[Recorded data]
⟨

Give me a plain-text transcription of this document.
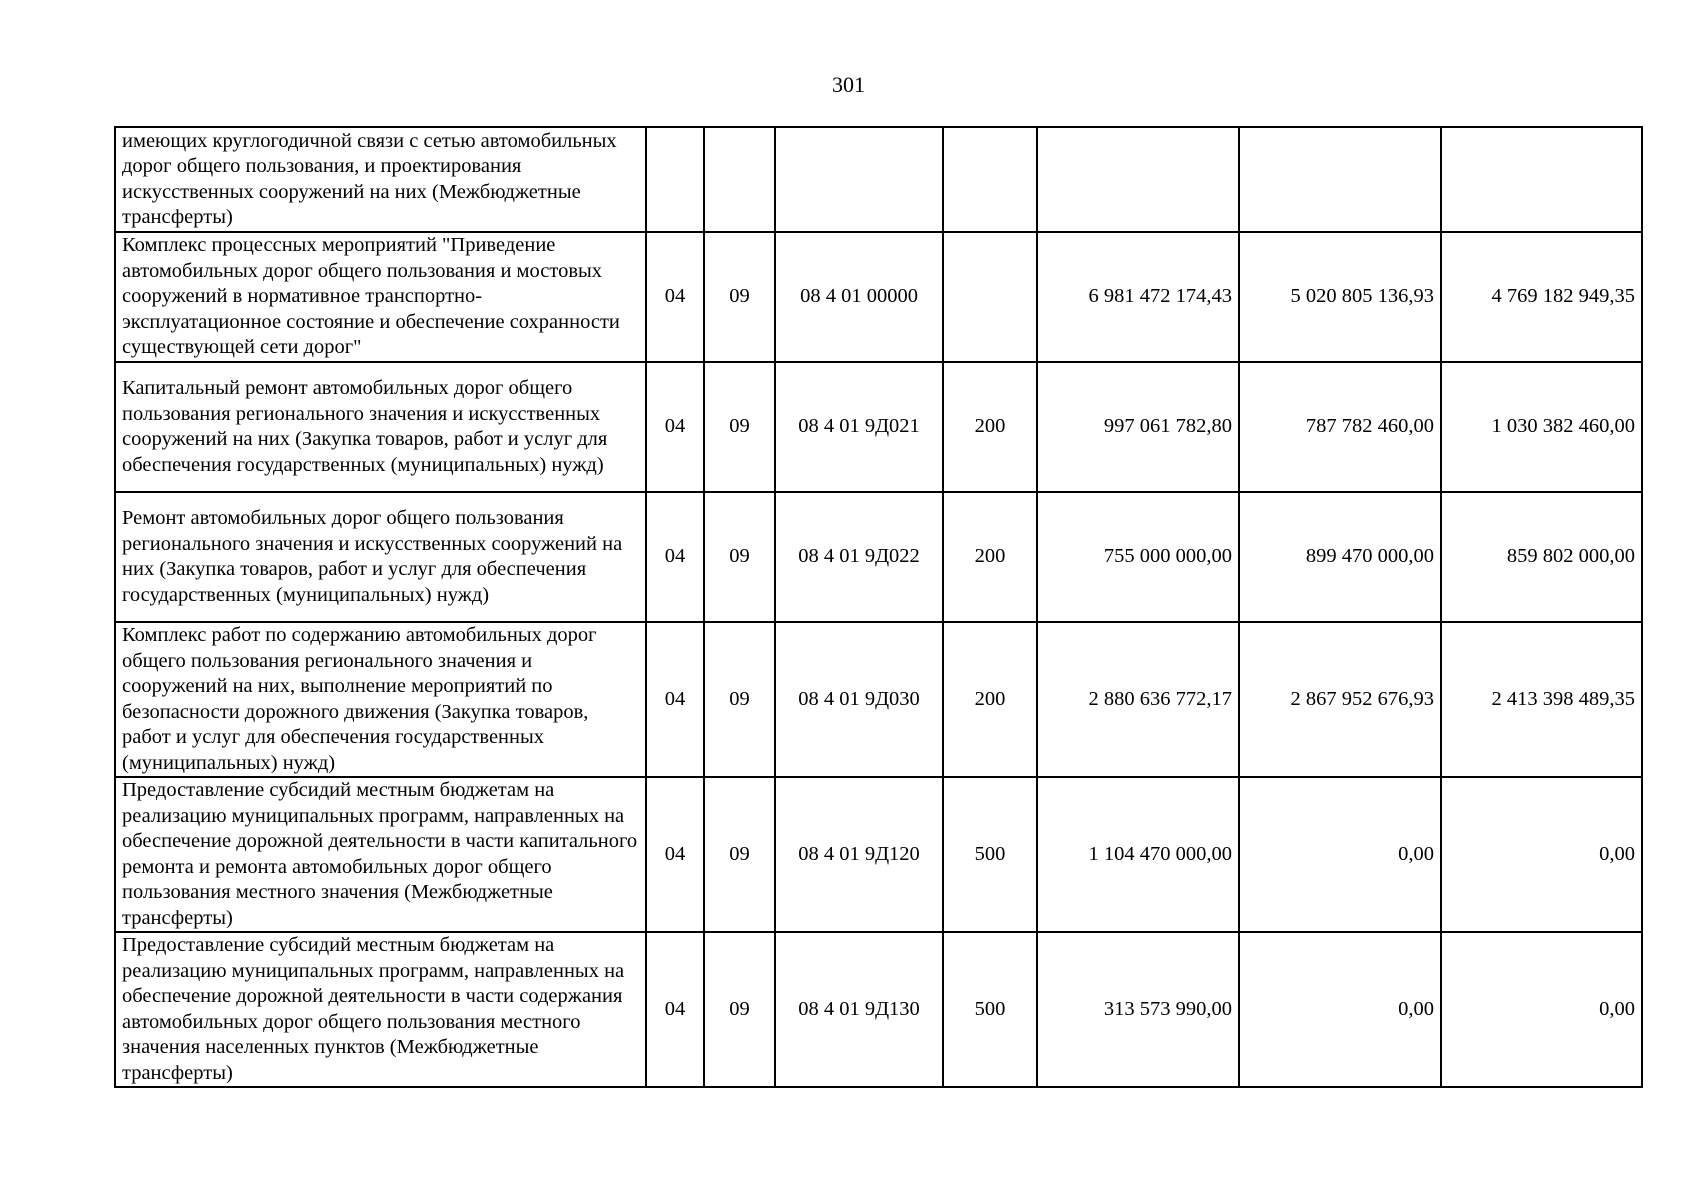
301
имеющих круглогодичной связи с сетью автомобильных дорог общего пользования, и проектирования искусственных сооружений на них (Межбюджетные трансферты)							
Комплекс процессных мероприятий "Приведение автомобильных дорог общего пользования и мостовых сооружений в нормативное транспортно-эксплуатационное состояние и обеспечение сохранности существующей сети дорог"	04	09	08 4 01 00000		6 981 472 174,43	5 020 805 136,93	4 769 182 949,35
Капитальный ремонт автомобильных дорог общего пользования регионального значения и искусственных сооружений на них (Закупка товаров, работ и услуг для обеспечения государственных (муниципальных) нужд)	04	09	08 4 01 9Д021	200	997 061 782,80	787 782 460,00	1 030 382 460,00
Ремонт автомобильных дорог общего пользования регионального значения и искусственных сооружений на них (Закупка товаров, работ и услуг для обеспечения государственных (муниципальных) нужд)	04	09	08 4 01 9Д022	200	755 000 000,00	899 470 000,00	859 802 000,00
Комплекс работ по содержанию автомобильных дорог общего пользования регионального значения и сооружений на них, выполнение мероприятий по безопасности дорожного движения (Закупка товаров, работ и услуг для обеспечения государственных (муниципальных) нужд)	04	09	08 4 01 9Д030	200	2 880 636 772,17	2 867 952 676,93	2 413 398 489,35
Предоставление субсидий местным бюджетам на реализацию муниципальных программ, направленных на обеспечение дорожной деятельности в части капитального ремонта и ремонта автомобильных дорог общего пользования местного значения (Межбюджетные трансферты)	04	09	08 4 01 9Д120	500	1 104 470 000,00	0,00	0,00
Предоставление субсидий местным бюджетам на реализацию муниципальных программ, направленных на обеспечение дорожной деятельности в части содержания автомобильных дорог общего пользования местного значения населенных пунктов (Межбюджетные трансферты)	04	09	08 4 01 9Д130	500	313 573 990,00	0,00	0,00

⟩
⟨

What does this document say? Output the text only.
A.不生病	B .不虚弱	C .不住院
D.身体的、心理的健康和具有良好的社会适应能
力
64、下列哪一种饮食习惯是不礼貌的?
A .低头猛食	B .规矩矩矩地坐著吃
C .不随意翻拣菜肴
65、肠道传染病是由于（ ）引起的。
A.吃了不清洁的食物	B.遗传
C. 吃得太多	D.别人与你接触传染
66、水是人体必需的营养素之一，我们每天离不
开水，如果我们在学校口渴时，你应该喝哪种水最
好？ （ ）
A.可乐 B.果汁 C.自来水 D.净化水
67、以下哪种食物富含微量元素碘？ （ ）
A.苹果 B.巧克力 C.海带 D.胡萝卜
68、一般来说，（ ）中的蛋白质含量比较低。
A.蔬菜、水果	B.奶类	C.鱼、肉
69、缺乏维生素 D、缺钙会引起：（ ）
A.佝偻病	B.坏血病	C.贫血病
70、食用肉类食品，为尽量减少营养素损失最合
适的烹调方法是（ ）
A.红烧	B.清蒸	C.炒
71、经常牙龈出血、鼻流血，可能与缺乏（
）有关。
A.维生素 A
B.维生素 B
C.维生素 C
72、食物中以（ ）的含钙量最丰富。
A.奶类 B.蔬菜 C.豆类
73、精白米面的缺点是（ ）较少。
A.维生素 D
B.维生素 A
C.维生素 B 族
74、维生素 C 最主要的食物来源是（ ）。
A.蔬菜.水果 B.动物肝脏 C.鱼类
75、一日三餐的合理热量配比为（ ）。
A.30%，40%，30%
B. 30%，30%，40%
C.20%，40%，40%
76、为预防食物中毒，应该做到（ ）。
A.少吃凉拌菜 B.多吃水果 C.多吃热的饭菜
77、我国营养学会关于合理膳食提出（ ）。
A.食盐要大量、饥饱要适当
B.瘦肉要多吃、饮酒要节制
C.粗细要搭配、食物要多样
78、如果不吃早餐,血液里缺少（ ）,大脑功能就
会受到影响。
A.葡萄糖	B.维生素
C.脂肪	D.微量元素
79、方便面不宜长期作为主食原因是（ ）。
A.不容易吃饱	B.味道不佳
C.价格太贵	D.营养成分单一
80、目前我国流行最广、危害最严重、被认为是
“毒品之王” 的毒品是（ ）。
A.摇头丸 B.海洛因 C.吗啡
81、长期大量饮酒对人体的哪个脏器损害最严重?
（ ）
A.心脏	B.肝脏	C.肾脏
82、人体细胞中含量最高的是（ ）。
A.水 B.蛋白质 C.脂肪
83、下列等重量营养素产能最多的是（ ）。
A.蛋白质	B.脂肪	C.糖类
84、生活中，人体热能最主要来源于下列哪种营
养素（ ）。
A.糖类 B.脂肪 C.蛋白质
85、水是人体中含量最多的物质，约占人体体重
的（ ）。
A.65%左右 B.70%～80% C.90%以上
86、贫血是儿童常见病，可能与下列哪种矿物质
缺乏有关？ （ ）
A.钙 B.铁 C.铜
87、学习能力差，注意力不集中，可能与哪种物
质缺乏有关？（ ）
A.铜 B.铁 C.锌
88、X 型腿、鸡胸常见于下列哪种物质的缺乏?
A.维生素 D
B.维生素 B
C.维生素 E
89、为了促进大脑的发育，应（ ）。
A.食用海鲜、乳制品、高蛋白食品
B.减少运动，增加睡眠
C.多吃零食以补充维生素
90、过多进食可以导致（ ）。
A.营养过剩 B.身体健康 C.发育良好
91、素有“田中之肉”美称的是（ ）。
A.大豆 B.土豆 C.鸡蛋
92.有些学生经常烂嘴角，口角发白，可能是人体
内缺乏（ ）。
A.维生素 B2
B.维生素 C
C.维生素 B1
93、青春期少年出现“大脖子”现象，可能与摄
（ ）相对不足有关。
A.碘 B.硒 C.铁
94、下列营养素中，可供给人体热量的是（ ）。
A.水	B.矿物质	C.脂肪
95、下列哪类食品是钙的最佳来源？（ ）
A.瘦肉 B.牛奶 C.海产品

⟩
⟨

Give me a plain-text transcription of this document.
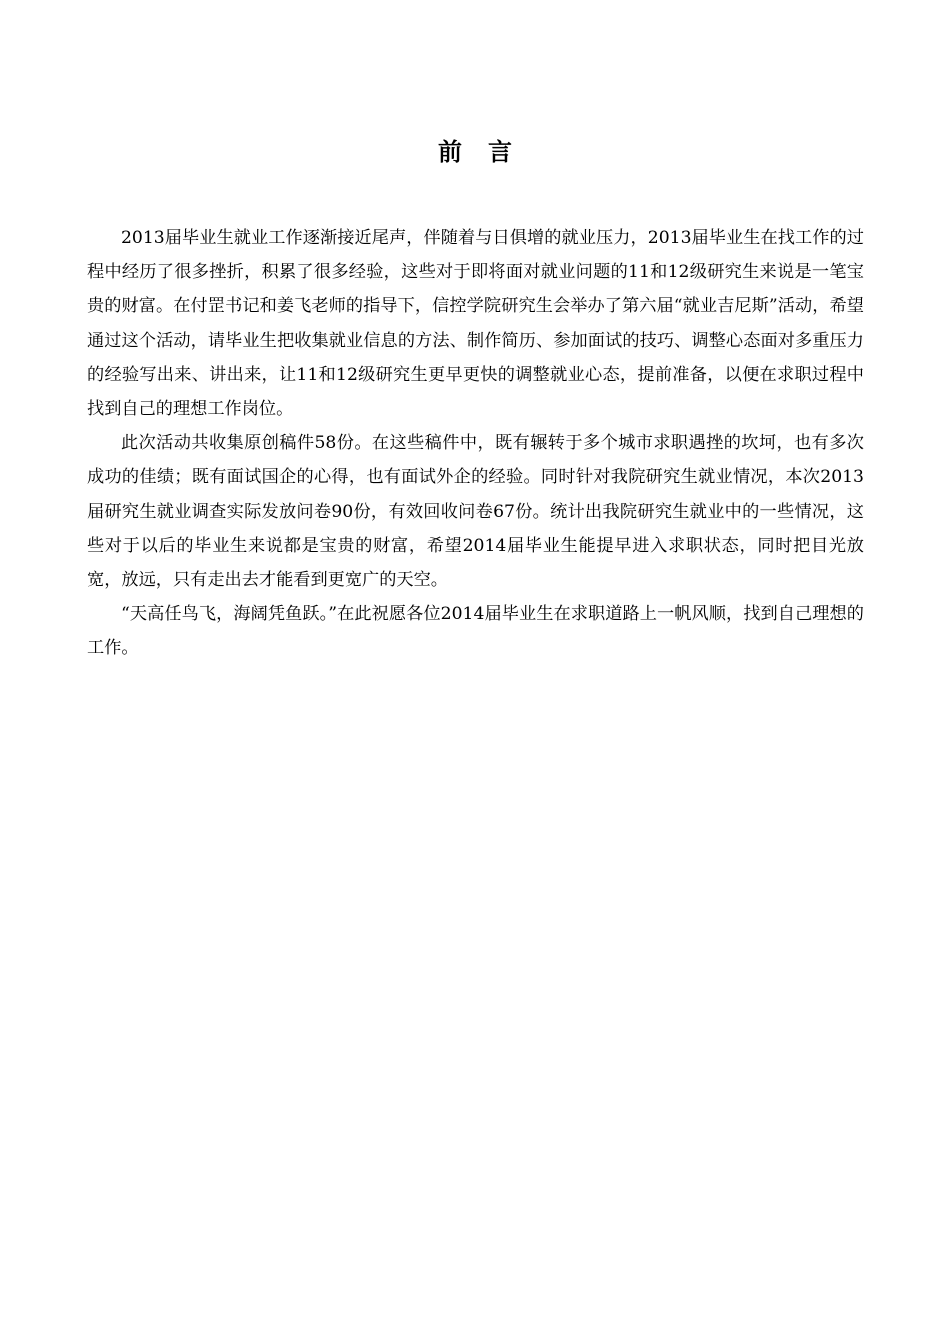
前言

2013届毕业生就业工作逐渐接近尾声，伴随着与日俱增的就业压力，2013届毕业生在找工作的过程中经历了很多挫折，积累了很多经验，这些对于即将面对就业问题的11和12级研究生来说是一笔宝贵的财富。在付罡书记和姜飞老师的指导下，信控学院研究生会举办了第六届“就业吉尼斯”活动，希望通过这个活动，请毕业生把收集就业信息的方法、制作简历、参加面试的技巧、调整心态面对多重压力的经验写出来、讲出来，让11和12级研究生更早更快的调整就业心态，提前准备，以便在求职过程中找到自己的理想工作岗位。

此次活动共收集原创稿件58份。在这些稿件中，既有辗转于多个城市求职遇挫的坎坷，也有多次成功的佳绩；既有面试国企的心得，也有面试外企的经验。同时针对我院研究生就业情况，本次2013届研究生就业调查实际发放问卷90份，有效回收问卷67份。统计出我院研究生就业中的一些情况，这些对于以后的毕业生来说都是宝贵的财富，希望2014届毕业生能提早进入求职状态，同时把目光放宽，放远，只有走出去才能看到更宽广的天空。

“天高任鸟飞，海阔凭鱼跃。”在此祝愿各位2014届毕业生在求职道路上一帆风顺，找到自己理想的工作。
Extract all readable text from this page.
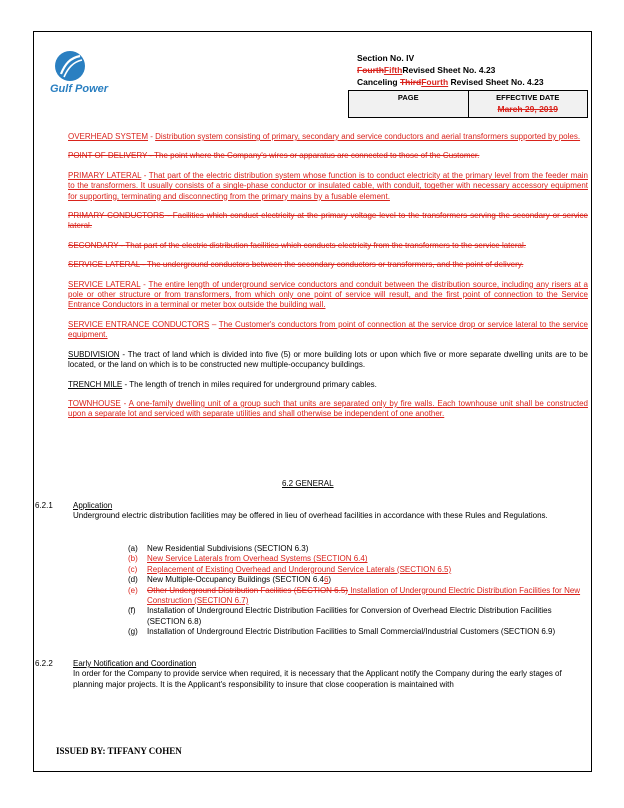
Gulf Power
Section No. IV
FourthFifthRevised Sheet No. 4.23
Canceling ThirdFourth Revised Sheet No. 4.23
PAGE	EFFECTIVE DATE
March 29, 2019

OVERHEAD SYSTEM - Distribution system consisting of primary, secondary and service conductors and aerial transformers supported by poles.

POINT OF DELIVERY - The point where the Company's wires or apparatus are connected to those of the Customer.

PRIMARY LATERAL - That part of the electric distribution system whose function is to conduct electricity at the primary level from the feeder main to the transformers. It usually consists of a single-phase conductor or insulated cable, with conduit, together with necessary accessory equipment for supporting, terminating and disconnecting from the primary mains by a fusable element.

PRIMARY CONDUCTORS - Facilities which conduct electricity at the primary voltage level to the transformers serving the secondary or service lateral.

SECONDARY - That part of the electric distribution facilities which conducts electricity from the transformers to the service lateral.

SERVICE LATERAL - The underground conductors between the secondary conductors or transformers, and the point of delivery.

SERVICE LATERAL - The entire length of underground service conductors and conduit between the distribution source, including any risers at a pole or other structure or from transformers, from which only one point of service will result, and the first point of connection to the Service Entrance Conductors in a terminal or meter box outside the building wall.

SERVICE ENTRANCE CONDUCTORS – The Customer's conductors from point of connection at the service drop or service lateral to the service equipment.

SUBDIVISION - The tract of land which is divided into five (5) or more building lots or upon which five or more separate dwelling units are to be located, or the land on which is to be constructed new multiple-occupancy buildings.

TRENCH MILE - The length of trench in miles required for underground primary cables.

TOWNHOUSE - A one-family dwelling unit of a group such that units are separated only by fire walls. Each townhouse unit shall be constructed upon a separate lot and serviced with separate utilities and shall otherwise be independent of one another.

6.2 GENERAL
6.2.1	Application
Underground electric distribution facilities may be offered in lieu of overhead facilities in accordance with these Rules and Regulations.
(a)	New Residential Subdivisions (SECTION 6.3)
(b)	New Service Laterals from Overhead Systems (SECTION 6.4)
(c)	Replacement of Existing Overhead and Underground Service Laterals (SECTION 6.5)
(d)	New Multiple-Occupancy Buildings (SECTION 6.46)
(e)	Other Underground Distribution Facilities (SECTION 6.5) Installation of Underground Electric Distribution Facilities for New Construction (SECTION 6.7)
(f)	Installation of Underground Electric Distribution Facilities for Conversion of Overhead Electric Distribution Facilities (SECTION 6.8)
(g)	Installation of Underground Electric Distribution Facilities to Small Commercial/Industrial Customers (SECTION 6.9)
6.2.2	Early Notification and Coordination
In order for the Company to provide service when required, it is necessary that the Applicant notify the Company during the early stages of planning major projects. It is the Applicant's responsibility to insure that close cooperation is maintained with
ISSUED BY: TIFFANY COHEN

⟩

#### [WHAT TO PRODUCE]
In how many lines of the data does the string "this" appear? Give only the number.

#### [REPLY]
4